• **Given records**:
Start
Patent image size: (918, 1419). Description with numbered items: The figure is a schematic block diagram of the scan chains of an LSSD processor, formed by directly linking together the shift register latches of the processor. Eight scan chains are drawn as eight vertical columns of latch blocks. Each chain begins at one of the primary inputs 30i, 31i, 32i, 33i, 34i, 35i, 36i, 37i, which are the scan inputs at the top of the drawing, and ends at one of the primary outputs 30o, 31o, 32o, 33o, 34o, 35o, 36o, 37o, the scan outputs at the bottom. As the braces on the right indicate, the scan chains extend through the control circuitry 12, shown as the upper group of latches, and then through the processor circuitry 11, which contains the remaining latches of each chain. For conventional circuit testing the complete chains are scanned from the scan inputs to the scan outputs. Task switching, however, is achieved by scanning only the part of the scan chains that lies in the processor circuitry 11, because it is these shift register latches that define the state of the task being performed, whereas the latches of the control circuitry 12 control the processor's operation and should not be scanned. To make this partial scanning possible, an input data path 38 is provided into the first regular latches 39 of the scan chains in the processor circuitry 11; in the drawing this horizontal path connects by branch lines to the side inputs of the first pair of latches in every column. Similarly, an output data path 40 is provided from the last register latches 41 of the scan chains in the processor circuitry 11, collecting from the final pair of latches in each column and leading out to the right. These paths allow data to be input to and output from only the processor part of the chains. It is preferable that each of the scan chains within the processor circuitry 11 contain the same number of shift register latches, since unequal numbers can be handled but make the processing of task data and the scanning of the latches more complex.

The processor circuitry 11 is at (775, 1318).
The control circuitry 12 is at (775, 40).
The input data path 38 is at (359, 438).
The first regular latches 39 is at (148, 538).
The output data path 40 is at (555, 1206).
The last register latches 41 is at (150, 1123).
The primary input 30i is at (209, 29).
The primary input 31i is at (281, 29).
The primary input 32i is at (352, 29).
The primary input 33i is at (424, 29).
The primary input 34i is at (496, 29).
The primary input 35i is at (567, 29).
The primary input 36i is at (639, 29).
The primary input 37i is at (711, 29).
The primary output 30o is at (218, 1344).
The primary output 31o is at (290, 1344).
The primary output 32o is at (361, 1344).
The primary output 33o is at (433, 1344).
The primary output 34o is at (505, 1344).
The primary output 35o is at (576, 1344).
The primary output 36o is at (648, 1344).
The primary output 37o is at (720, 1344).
End
• **What the task asks**:
Count the lines of the material above that contain the string "processor". Reply with the number alone.

• **Result**:
2